[Challenge]
From the data that follows, report how many lines hold the string "title", giving only the number.

[Supplied entries]
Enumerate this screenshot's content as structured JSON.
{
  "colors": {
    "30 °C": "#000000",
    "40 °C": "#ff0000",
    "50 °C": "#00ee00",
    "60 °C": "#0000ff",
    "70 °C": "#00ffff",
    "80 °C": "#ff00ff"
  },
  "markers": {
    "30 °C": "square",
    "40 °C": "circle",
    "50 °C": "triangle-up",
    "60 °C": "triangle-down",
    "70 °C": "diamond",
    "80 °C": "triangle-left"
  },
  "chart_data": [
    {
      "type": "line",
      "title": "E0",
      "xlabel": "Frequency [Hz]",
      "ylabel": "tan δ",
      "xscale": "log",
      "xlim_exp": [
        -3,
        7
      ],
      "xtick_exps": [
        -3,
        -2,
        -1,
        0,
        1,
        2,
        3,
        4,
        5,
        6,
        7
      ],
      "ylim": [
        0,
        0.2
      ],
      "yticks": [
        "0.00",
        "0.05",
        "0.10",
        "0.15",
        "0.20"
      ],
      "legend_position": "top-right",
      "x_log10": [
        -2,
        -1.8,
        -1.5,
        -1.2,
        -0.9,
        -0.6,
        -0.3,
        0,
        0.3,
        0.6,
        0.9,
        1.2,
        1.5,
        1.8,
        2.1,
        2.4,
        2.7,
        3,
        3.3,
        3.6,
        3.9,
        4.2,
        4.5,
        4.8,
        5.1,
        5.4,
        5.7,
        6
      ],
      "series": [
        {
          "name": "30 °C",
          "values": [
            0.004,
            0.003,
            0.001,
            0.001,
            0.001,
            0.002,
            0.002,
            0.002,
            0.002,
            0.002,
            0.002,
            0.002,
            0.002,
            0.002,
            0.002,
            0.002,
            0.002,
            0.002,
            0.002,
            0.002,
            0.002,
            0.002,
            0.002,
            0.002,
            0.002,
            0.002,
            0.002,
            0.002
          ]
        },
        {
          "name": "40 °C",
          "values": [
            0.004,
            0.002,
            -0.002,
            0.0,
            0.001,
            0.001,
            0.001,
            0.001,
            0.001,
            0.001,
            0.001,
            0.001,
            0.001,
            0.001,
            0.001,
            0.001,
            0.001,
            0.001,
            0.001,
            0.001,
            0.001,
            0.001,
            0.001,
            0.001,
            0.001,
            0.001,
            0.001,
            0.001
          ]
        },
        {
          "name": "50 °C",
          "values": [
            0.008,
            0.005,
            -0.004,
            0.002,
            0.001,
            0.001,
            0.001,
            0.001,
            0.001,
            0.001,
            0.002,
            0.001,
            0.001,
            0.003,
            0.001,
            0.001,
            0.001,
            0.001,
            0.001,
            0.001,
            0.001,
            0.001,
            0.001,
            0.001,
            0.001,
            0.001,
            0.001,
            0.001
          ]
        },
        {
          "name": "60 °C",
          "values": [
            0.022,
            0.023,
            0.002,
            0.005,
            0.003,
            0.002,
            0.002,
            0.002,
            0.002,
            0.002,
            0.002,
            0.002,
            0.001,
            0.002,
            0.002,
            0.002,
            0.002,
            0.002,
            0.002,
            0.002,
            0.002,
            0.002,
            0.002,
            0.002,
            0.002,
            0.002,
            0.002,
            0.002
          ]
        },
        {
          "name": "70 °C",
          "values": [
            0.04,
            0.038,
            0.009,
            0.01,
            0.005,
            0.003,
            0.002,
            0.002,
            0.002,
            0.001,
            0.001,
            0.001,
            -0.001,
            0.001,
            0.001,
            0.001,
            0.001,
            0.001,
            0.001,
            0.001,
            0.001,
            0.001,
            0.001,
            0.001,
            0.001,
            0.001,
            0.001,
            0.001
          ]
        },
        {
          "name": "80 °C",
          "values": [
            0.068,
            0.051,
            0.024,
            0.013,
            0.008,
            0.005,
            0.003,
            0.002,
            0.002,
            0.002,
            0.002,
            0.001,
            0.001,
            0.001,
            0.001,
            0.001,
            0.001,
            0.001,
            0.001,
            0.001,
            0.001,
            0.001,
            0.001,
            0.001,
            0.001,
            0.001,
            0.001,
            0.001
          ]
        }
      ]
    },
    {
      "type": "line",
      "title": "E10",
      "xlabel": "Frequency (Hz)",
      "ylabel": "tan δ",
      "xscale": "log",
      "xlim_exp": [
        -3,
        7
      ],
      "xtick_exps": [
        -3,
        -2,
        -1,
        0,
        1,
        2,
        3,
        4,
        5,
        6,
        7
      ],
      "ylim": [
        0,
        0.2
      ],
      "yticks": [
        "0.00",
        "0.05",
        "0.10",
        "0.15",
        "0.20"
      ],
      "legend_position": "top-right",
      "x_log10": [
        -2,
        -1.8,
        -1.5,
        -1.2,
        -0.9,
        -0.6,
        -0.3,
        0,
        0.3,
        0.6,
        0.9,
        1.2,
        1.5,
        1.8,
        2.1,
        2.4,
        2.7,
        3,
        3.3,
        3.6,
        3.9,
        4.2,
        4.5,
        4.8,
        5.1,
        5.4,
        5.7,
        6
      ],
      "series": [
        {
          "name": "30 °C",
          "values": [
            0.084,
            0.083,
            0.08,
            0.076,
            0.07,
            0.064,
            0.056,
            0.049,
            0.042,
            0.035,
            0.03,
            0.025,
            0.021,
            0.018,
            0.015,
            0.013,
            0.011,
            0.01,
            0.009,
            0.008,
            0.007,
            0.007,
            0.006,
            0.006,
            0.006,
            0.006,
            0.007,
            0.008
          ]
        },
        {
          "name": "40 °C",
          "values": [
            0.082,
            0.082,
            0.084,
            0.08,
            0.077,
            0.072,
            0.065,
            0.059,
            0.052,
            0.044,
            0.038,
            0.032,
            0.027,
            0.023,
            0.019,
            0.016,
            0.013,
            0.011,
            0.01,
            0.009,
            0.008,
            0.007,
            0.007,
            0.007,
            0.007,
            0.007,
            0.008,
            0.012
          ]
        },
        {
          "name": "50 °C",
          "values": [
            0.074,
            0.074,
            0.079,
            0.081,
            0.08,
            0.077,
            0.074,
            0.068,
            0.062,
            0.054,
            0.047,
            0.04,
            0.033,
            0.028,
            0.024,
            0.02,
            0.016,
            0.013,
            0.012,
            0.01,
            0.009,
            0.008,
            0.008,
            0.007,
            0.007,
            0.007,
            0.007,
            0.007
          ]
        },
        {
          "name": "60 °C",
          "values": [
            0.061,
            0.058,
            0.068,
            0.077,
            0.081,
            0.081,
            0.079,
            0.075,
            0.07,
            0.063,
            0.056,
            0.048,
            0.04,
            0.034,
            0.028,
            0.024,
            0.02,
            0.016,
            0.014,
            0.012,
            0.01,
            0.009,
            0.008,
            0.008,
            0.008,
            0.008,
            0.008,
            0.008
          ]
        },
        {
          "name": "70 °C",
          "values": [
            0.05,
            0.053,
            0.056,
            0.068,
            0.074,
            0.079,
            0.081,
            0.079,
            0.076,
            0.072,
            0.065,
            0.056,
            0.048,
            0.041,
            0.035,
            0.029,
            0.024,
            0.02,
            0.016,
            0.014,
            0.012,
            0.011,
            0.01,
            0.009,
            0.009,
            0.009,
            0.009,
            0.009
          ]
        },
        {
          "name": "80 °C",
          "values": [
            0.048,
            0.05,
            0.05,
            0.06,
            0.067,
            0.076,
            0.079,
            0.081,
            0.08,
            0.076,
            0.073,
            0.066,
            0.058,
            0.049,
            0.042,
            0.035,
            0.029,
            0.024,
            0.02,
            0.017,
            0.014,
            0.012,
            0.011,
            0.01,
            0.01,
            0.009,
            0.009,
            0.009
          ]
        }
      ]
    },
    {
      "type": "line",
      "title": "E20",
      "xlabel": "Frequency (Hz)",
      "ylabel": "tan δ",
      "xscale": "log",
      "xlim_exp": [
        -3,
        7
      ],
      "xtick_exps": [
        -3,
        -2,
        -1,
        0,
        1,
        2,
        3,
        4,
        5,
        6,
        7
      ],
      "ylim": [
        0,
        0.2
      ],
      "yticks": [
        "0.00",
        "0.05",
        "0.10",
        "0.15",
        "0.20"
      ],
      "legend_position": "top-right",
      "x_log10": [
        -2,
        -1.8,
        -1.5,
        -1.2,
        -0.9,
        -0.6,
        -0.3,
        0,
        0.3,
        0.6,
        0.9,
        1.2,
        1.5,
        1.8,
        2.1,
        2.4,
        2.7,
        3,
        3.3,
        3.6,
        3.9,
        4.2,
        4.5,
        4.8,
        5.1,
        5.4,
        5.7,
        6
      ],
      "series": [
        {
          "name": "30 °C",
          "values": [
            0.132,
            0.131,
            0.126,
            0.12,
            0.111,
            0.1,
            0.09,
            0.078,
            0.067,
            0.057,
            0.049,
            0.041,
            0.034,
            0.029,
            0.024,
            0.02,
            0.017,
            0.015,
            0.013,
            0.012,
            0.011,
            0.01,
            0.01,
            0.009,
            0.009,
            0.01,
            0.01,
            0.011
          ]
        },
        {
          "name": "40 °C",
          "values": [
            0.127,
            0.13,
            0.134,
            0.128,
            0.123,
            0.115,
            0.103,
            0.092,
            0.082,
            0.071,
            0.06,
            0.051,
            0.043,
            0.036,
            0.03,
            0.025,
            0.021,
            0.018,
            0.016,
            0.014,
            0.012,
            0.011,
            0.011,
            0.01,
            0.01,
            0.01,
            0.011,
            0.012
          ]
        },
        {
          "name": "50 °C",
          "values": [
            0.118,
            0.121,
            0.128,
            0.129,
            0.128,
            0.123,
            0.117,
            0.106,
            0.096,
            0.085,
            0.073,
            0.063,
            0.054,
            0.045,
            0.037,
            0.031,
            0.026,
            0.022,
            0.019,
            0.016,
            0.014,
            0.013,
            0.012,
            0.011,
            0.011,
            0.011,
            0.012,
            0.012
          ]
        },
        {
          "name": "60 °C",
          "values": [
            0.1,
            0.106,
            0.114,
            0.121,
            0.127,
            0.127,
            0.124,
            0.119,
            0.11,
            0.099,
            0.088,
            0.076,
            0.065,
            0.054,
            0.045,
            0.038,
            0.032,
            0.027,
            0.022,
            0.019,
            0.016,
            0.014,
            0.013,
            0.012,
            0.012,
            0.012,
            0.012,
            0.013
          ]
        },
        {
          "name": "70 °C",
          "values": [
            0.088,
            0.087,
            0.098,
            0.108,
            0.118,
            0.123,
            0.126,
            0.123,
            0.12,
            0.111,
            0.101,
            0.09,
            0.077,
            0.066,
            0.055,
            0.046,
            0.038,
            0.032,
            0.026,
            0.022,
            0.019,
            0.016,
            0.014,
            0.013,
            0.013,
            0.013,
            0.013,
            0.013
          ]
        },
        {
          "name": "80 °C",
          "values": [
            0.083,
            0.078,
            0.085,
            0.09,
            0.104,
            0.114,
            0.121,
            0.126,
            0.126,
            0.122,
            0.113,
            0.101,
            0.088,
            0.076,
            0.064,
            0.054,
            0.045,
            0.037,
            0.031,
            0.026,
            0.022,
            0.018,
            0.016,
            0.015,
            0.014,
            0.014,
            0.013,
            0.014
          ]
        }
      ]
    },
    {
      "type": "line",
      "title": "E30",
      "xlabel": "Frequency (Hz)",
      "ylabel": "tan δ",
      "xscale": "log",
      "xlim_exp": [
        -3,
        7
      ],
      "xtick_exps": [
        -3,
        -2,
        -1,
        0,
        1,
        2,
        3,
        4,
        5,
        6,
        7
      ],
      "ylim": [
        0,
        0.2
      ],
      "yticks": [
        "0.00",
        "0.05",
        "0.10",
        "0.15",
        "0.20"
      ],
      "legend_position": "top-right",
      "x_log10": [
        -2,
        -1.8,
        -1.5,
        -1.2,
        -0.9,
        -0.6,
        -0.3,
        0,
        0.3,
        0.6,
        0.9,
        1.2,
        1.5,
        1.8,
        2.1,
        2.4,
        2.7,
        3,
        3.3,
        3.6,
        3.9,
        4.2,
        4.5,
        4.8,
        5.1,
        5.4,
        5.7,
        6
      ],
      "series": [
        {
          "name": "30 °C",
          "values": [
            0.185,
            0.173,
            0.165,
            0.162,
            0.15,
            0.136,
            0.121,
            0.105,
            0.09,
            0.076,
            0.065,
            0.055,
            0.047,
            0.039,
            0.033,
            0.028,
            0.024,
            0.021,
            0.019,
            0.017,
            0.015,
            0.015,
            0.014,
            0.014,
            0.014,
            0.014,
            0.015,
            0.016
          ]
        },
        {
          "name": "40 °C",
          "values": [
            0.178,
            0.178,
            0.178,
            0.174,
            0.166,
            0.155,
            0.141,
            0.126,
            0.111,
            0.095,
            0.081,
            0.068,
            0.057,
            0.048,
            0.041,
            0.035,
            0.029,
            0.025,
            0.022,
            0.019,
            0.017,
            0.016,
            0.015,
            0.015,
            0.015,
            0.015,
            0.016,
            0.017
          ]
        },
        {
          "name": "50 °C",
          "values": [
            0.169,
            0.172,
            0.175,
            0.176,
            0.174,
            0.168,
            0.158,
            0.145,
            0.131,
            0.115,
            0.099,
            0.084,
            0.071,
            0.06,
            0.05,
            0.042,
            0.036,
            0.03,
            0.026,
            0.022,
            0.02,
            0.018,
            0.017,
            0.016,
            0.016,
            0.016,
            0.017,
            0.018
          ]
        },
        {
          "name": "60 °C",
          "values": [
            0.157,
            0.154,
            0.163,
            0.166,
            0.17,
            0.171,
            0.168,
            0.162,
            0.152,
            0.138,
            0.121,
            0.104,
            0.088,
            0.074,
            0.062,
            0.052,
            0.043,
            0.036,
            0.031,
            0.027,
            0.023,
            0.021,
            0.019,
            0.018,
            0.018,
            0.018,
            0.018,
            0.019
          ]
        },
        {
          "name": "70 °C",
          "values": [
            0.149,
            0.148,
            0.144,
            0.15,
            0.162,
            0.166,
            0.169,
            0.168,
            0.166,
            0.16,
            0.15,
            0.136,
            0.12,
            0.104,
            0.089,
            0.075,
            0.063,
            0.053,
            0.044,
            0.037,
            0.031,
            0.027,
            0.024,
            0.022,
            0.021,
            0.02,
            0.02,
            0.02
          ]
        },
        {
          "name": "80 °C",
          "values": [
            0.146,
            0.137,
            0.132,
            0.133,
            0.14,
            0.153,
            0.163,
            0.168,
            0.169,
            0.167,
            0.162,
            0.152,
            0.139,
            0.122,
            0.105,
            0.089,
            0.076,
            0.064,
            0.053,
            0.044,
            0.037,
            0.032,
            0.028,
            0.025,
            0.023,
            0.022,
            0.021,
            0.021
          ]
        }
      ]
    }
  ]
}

[Exercise response]
4